▶ **What to do**
Return the records word for word. Any pictures in them are not part of the copy.

▶ **Supplied records**
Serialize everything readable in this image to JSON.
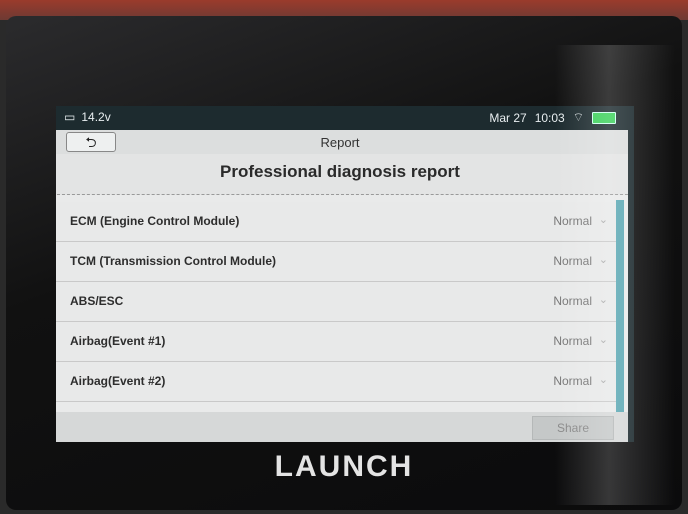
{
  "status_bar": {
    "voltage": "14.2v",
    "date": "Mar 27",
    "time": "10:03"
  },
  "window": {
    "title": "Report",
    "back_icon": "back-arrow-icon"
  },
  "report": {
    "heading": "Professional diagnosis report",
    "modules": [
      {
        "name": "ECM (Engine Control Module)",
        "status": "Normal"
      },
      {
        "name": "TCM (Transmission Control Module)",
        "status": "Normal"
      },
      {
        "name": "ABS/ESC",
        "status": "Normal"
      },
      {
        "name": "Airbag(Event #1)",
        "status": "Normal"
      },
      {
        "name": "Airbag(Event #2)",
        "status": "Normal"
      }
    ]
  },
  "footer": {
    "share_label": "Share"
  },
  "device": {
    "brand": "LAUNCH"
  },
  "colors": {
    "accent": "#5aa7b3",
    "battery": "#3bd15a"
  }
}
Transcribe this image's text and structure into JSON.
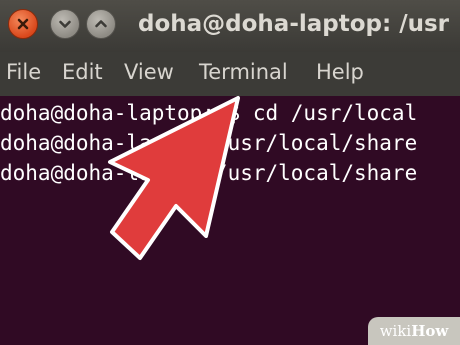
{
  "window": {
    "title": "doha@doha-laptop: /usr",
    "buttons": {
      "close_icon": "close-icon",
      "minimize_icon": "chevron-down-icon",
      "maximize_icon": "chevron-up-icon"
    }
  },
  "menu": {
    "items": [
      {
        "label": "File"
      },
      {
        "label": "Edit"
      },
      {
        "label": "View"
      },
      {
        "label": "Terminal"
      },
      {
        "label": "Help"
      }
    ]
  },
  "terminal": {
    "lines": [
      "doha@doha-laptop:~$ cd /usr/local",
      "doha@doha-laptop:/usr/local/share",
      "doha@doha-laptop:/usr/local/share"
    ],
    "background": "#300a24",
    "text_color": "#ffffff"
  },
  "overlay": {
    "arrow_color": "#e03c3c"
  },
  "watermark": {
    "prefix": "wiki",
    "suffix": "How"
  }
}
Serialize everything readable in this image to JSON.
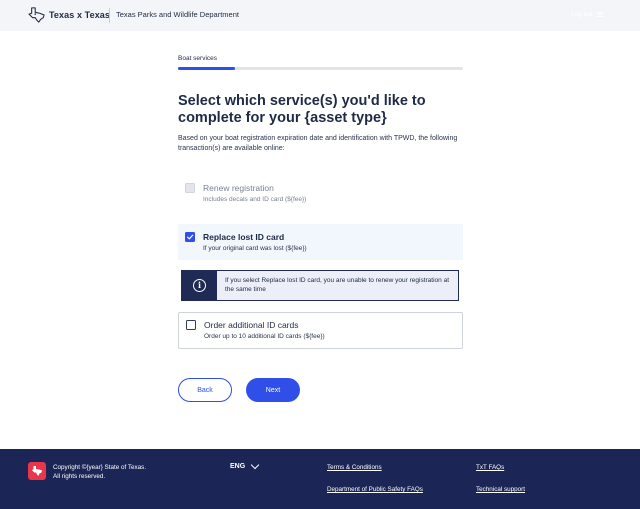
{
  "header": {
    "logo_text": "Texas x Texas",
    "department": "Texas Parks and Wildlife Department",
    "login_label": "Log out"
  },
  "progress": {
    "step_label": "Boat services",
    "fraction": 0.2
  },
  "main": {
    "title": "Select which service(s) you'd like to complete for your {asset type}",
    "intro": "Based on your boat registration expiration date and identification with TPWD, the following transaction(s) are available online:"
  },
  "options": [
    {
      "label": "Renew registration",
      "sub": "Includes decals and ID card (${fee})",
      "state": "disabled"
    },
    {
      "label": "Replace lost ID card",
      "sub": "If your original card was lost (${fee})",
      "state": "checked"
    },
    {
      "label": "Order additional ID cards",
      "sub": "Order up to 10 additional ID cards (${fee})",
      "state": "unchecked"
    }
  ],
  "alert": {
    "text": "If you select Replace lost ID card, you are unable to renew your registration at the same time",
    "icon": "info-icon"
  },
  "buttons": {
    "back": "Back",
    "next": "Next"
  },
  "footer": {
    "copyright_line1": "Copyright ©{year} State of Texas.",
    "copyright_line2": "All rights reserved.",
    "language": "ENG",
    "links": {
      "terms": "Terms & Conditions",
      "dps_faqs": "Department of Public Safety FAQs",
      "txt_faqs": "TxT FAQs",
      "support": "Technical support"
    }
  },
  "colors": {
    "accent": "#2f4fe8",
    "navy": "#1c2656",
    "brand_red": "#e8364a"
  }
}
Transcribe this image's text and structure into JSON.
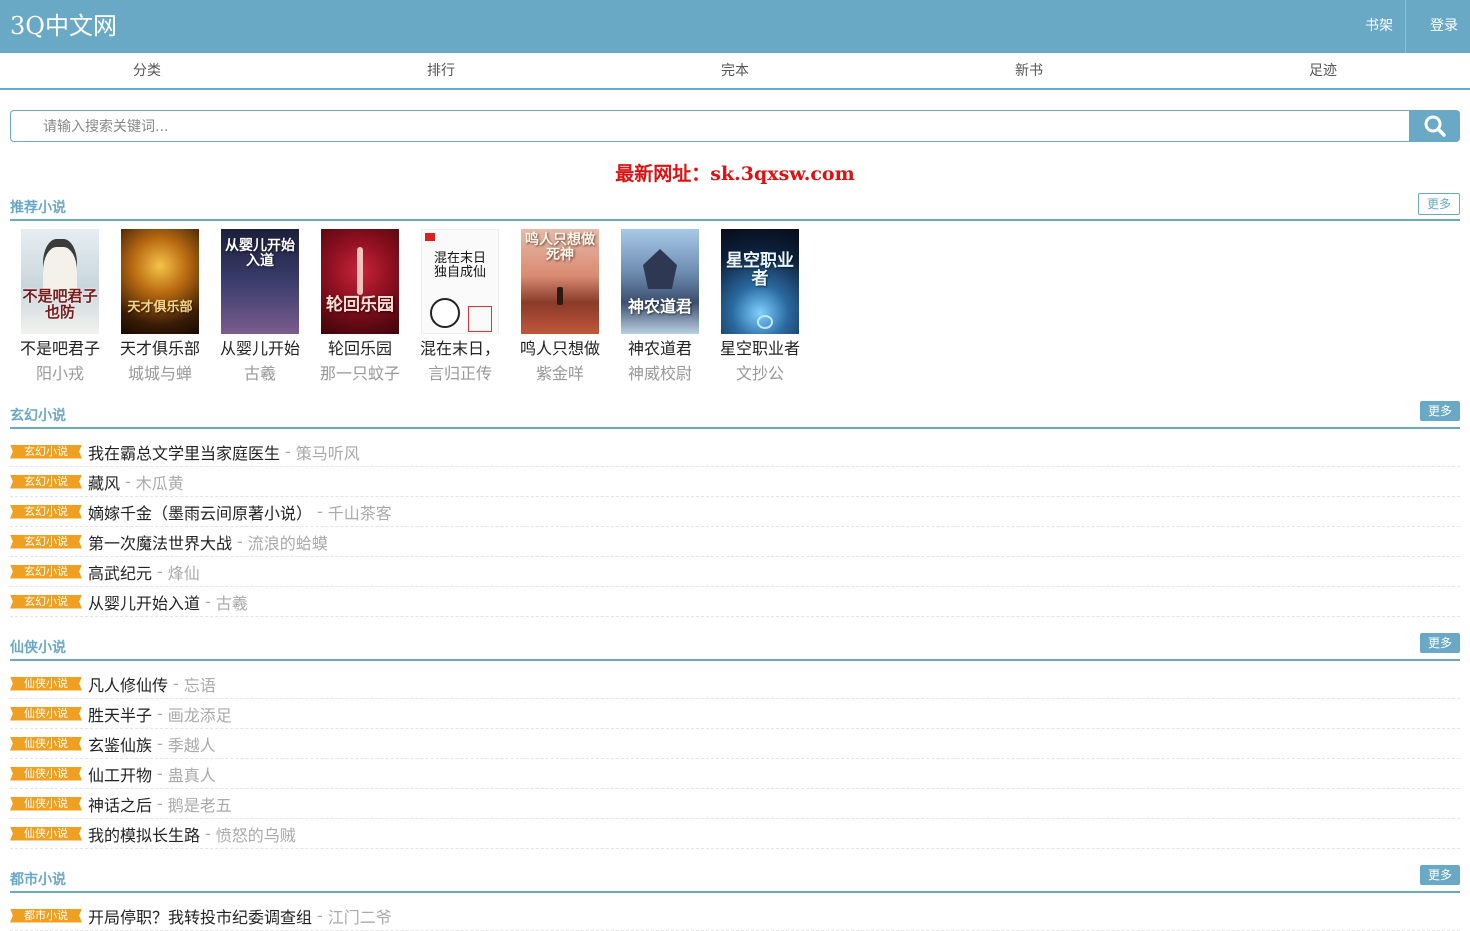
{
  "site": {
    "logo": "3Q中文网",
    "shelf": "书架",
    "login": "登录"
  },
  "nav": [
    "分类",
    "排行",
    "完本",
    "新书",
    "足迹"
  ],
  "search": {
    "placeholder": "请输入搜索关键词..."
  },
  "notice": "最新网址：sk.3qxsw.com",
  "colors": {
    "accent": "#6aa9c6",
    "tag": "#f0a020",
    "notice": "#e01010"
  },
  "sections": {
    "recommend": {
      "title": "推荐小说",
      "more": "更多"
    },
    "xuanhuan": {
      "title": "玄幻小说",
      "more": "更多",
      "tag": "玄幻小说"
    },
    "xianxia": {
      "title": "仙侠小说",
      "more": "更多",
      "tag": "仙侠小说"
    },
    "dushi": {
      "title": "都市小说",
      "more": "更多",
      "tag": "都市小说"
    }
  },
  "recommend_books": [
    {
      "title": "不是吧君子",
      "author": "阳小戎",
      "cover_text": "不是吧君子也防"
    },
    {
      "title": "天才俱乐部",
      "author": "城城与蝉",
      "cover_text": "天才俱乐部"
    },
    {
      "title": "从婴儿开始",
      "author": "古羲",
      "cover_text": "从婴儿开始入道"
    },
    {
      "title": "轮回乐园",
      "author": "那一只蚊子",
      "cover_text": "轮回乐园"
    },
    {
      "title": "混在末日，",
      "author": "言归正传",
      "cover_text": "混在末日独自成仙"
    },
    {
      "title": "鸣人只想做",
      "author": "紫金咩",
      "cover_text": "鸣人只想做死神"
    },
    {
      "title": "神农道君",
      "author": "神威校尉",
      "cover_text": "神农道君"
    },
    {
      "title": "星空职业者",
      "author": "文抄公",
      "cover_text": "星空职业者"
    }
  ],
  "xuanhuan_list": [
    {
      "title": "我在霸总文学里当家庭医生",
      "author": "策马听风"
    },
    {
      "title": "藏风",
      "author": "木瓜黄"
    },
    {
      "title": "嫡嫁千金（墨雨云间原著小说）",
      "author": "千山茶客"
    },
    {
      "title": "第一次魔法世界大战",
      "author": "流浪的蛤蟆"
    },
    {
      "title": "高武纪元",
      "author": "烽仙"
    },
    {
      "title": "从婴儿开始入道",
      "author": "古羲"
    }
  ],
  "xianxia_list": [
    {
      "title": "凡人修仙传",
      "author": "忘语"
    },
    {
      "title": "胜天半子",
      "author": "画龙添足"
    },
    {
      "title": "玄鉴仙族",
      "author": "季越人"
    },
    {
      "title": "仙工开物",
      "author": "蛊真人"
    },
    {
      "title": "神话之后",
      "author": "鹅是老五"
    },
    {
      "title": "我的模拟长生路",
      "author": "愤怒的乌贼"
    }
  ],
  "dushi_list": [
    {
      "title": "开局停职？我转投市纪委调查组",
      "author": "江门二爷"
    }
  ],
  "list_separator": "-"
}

▶ **Written answer**
Serialize everything readable in this image to JSON.
{
  "status_bar": {
    "voltage": "14.2v",
    "date": "Mar 27",
    "time": "10:03"
  },
  "window": {
    "title": "Report",
    "back_icon": "back-arrow-icon"
  },
  "report": {
    "heading": "Professional diagnosis report",
    "modules": [
      {
        "name": "ECM (Engine Control Module)",
        "status": "Normal"
      },
      {
        "name": "TCM (Transmission Control Module)",
        "status": "Normal"
      },
      {
        "name": "ABS/ESC",
        "status": "Normal"
      },
      {
        "name": "Airbag(Event #1)",
        "status": "Normal"
      },
      {
        "name": "Airbag(Event #2)",
        "status": "Normal"
      }
    ]
  },
  "footer": {
    "share_label": "Share"
  },
  "device": {
    "brand": "LAUNCH"
  },
  "colors": {
    "accent": "#5aa7b3",
    "battery": "#3bd15a"
  }
}
Transcribe this image's text and structure into JSON.
{
  "window": {
    "title": "doha@doha-laptop: /usr",
    "buttons": {
      "close_icon": "close-icon",
      "minimize_icon": "chevron-down-icon",
      "maximize_icon": "chevron-up-icon"
    }
  },
  "menu": {
    "items": [
      {
        "label": "File"
      },
      {
        "label": "Edit"
      },
      {
        "label": "View"
      },
      {
        "label": "Terminal"
      },
      {
        "label": "Help"
      }
    ]
  },
  "terminal": {
    "lines": [
      "doha@doha-laptop:~$ cd /usr/local",
      "doha@doha-laptop:/usr/local/share",
      "doha@doha-laptop:/usr/local/share"
    ],
    "background": "#300a24",
    "text_color": "#ffffff"
  },
  "overlay": {
    "arrow_color": "#e03c3c"
  },
  "watermark": {
    "prefix": "wiki",
    "suffix": "How"
  }
}
Serialize everything readable in this image to JSON.
{
  "header": {
    "logo_text": "Texas x Texas",
    "department": "Texas Parks and Wildlife Department",
    "login_label": "Log out"
  },
  "progress": {
    "step_label": "Boat services",
    "fraction": 0.2
  },
  "main": {
    "title": "Select which service(s) you'd like to complete for your {asset type}",
    "intro": "Based on your boat registration expiration date and identification with TPWD, the following transaction(s) are available online:"
  },
  "options": [
    {
      "label": "Renew registration",
      "sub": "Includes decals and ID card (${fee})",
      "state": "disabled"
    },
    {
      "label": "Replace lost ID card",
      "sub": "If your original card was lost (${fee})",
      "state": "checked"
    },
    {
      "label": "Order additional ID cards",
      "sub": "Order up to 10 additional ID cards (${fee})",
      "state": "unchecked"
    }
  ],
  "alert": {
    "text": "If you select Replace lost ID card, you are unable to renew your registration at the same time",
    "icon": "info-icon"
  },
  "buttons": {
    "back": "Back",
    "next": "Next"
  },
  "footer": {
    "copyright_line1": "Copyright ©{year} State of Texas.",
    "copyright_line2": "All rights reserved.",
    "language": "ENG",
    "links": {
      "terms": "Terms & Conditions",
      "dps_faqs": "Department of Public Safety FAQs",
      "txt_faqs": "TxT FAQs",
      "support": "Technical support"
    }
  },
  "colors": {
    "accent": "#2f4fe8",
    "navy": "#1c2656",
    "brand_red": "#e8364a"
  }
}
Transcribe this image's text and structure into JSON.
{
  "site": {
    "logo": "3Q中文网",
    "shelf": "书架",
    "login": "登录"
  },
  "nav": [
    "分类",
    "排行",
    "完本",
    "新书",
    "足迹"
  ],
  "search": {
    "placeholder": "请输入搜索关键词..."
  },
  "notice": "最新网址：sk.3qxsw.com",
  "colors": {
    "accent": "#6aa9c6",
    "tag": "#f0a020",
    "notice": "#e01010"
  },
  "sections": {
    "recommend": {
      "title": "推荐小说",
      "more": "更多"
    },
    "xuanhuan": {
      "title": "玄幻小说",
      "more": "更多",
      "tag": "玄幻小说"
    },
    "xianxia": {
      "title": "仙侠小说",
      "more": "更多",
      "tag": "仙侠小说"
    },
    "dushi": {
      "title": "都市小说",
      "more": "更多",
      "tag": "都市小说"
    }
  },
  "recommend_books": [
    {
      "title": "不是吧君子",
      "author": "阳小戎",
      "cover_text": "不是吧君子也防"
    },
    {
      "title": "天才俱乐部",
      "author": "城城与蝉",
      "cover_text": "天才俱乐部"
    },
    {
      "title": "从婴儿开始",
      "author": "古羲",
      "cover_text": "从婴儿开始入道"
    },
    {
      "title": "轮回乐园",
      "author": "那一只蚊子",
      "cover_text": "轮回乐园"
    },
    {
      "title": "混在末日，",
      "author": "言归正传",
      "cover_text": "混在末日独自成仙"
    },
    {
      "title": "鸣人只想做",
      "author": "紫金咩",
      "cover_text": "鸣人只想做死神"
    },
    {
      "title": "神农道君",
      "author": "神威校尉",
      "cover_text": "神农道君"
    },
    {
      "title": "星空职业者",
      "author": "文抄公",
      "cover_text": "星空职业者"
    }
  ],
  "xuanhuan_list": [
    {
      "title": "我在霸总文学里当家庭医生",
      "author": "策马听风"
    },
    {
      "title": "藏风",
      "author": "木瓜黄"
    },
    {
      "title": "嫡嫁千金（墨雨云间原著小说）",
      "author": "千山茶客"
    },
    {
      "title": "第一次魔法世界大战",
      "author": "流浪的蛤蟆"
    },
    {
      "title": "高武纪元",
      "author": "烽仙"
    },
    {
      "title": "从婴儿开始入道",
      "author": "古羲"
    }
  ],
  "xianxia_list": [
    {
      "title": "凡人修仙传",
      "author": "忘语"
    },
    {
      "title": "胜天半子",
      "author": "画龙添足"
    },
    {
      "title": "玄鉴仙族",
      "author": "季越人"
    },
    {
      "title": "仙工开物",
      "author": "蛊真人"
    },
    {
      "title": "神话之后",
      "author": "鹅是老五"
    },
    {
      "title": "我的模拟长生路",
      "author": "愤怒的乌贼"
    }
  ],
  "dushi_list": [
    {
      "title": "开局停职？我转投市纪委调查组",
      "author": "江门二爷"
    }
  ],
  "list_separator": "-"
}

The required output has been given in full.